Return the full material exactly.

──────── Extracted data

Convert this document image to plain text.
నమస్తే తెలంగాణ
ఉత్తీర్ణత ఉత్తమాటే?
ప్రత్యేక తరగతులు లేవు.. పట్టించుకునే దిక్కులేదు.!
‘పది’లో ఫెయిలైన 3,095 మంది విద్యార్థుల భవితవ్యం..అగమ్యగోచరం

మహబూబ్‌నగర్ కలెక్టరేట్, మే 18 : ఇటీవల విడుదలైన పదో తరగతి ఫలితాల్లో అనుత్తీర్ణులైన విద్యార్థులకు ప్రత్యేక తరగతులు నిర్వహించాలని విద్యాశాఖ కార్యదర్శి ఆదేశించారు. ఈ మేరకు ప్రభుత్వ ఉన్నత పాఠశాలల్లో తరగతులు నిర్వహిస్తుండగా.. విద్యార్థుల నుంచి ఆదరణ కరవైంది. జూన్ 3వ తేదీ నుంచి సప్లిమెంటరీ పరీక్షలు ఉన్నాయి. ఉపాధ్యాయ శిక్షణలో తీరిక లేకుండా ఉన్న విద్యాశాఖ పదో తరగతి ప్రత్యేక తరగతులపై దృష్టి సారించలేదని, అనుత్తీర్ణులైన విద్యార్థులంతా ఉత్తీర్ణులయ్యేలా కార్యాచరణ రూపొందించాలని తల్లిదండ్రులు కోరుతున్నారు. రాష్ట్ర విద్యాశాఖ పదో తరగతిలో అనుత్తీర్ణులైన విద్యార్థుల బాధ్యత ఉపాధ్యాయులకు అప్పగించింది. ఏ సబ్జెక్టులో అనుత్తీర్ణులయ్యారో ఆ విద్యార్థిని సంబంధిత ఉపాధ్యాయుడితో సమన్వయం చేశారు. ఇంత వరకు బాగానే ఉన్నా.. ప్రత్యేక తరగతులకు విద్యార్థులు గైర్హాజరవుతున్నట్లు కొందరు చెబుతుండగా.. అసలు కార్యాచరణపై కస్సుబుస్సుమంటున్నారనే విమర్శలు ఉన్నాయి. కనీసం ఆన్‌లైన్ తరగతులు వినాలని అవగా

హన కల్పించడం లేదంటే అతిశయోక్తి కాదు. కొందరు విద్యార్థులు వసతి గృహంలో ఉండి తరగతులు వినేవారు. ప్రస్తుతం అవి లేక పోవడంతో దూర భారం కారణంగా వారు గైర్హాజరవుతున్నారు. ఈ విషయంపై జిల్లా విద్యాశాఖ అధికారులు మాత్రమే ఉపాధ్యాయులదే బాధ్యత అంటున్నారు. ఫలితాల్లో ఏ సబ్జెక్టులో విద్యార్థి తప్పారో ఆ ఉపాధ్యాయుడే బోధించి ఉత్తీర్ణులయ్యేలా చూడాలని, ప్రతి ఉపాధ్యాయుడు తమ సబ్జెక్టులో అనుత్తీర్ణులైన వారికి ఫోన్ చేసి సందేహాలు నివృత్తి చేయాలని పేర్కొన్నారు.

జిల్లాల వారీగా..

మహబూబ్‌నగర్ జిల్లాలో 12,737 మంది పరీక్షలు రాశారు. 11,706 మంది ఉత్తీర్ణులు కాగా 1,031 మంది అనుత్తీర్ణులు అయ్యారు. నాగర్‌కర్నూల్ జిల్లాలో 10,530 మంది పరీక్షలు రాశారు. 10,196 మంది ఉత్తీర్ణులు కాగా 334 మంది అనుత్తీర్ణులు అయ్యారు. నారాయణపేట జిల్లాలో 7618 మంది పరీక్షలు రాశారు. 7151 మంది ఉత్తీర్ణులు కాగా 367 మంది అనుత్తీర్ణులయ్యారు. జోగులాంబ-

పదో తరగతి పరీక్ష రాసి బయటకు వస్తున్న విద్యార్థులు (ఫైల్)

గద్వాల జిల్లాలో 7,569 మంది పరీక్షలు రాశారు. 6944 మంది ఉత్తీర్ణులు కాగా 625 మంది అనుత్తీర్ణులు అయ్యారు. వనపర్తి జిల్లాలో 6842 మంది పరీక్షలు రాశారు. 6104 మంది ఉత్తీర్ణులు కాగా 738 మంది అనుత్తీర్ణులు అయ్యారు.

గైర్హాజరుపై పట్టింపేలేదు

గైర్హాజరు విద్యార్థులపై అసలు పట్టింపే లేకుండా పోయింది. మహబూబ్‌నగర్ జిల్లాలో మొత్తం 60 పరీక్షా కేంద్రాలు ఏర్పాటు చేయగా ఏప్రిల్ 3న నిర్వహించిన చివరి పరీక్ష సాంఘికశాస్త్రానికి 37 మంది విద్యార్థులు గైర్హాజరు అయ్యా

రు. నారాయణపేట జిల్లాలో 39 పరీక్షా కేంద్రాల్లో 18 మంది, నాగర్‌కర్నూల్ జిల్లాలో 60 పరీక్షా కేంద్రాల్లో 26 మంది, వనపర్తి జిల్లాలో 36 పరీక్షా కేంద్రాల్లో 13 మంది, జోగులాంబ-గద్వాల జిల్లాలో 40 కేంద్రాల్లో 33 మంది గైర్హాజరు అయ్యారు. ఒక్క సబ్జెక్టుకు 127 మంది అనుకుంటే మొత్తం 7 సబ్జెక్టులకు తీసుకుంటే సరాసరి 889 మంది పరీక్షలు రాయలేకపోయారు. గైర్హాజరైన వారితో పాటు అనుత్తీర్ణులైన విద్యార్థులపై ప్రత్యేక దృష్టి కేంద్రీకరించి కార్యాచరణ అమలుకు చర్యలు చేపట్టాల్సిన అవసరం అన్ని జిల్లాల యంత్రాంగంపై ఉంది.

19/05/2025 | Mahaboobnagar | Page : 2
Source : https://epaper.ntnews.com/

────────────────

# [Task output]
Convert this document image to plain text.
నమస్తే తెలంగాణ
ఉత్తీర్ణత ఉత్తమాటే?
ప్రత్యేక తరగతులు లేవు.. పట్టించుకునే దిక్కులేదు.!
‘పది’లో ఫెయిలైన 3,095 మంది విద్యార్థుల భవితవ్యం..అగమ్యగోచరం

మహబూబ్‌నగర్ కలెక్టరేట్, మే 18 : ఇటీవల విడుదలైన పదో తరగతి ఫలితాల్లో అనుత్తీర్ణులైన విద్యార్థులకు ప్రత్యేక తరగతులు నిర్వహించాలని విద్యాశాఖ కార్యదర్శి ఆదేశించారు. ఈ మేరకు ప్రభుత్వ ఉన్నత పాఠశాలల్లో తరగతులు నిర్వహిస్తుండగా.. విద్యార్థుల నుంచి ఆదరణ కరవైంది. జూన్ 3వ తేదీ నుంచి సప్లిమెంటరీ పరీక్షలు ఉన్నాయి. ఉపాధ్యాయ శిక్షణలో తీరిక లేకుండా ఉన్న విద్యాశాఖ పదో తరగతి ప్రత్యేక తరగతులపై దృష్టి సారించలేదని, అనుత్తీర్ణులైన విద్యార్థులంతా ఉత్తీర్ణులయ్యేలా కార్యాచరణ రూపొందించాలని తల్లిదండ్రులు కోరుతున్నారు. రాష్ట్ర విద్యాశాఖ పదో తరగతిలో అనుత్తీర్ణులైన విద్యార్థుల బాధ్యత ఉపాధ్యాయులకు అప్పగించింది. ఏ సబ్జెక్టులో అనుత్తీర్ణులయ్యారో ఆ విద్యార్థిని సంబంధిత ఉపాధ్యాయుడితో సమన్వయం చేశారు. ఇంత వరకు బాగానే ఉన్నా.. ప్రత్యేక తరగతులకు విద్యార్థులు గైర్హాజరవుతున్నట్లు కొందరు చెబుతుండగా.. అసలు కార్యాచరణపై కస్సుబుస్సుమంటున్నారనే విమర్శలు ఉన్నాయి. కనీసం ఆన్‌లైన్ తరగతులు వినాలని అవగా

హన కల్పించడం లేదంటే అతిశయోక్తి కాదు. కొందరు విద్యార్థులు వసతి గృహంలో ఉండి తరగతులు వినేవారు. ప్రస్తుతం అవి లేక పోవడంతో దూర భారం కారణంగా వారు గైర్హాజరవుతున్నారు. ఈ విషయంపై జిల్లా విద్యాశాఖ అధికారులు మాత్రమే ఉపాధ్యాయులదే బాధ్యత అంటున్నారు. ఫలితాల్లో ఏ సబ్జెక్టులో విద్యార్థి తప్పారో ఆ ఉపాధ్యాయుడే బోధించి ఉత్తీర్ణులయ్యేలా చూడాలని, ప్రతి ఉపాధ్యాయుడు తమ సబ్జెక్టులో అనుత్తీర్ణులైన వారికి ఫోన్ చేసి సందేహాలు నివృత్తి చేయాలని పేర్కొన్నారు.

జిల్లాల వారీగా..

మహబూబ్‌నగర్ జిల్లాలో 12,737 మంది పరీక్షలు రాశారు. 11,706 మంది ఉత్తీర్ణులు కాగా 1,031 మంది అనుత్తీర్ణులు అయ్యారు. నాగర్‌కర్నూల్ జిల్లాలో 10,530 మంది పరీక్షలు రాశారు. 10,196 మంది ఉత్తీర్ణులు కాగా 334 మంది అనుత్తీర్ణులు అయ్యారు. నారాయణపేట జిల్లాలో 7618 మంది పరీక్షలు రాశారు. 7151 మంది ఉత్తీర్ణులు కాగా 367 మంది అనుత్తీర్ణులయ్యారు. జోగులాంబ-

పదో తరగతి పరీక్ష రాసి బయటకు వస్తున్న విద్యార్థులు (ఫైల్)

గద్వాల జిల్లాలో 7,569 మంది పరీక్షలు రాశారు. 6944 మంది ఉత్తీర్ణులు కాగా 625 మంది అనుత్తీర్ణులు అయ్యారు. వనపర్తి జిల్లాలో 6842 మంది పరీక్షలు రాశారు. 6104 మంది ఉత్తీర్ణులు కాగా 738 మంది అనుత్తీర్ణులు అయ్యారు.

గైర్హాజరుపై పట్టింపేలేదు

గైర్హాజరు విద్యార్థులపై అసలు పట్టింపే లేకుండా పోయింది. మహబూబ్‌నగర్ జిల్లాలో మొత్తం 60 పరీక్షా కేంద్రాలు ఏర్పాటు చేయగా ఏప్రిల్ 3న నిర్వహించిన చివరి పరీక్ష సాంఘికశాస్త్రానికి 37 మంది విద్యార్థులు గైర్హాజరు అయ్యా

రు. నారాయణపేట జిల్లాలో 39 పరీక్షా కేంద్రాల్లో 18 మంది, నాగర్‌కర్నూల్ జిల్లాలో 60 పరీక్షా కేంద్రాల్లో 26 మంది, వనపర్తి జిల్లాలో 36 పరీక్షా కేంద్రాల్లో 13 మంది, జోగులాంబ-గద్వాల జిల్లాలో 40 కేంద్రాల్లో 33 మంది గైర్హాజరు అయ్యారు. ఒక్క సబ్జెక్టుకు 127 మంది అనుకుంటే మొత్తం 7 సబ్జెక్టులకు తీసుకుంటే సరాసరి 889 మంది పరీక్షలు రాయలేకపోయారు. గైర్హాజరైన వారితో పాటు అనుత్తీర్ణులైన విద్యార్థులపై ప్రత్యేక దృష్టి కేంద్రీకరించి కార్యాచరణ అమలుకు చర్యలు చేపట్టాల్సిన అవసరం అన్ని జిల్లాల యంత్రాంగంపై ఉంది.

19/05/2025 | Mahaboobnagar | Page : 2
Source : https://epaper.ntnews.com/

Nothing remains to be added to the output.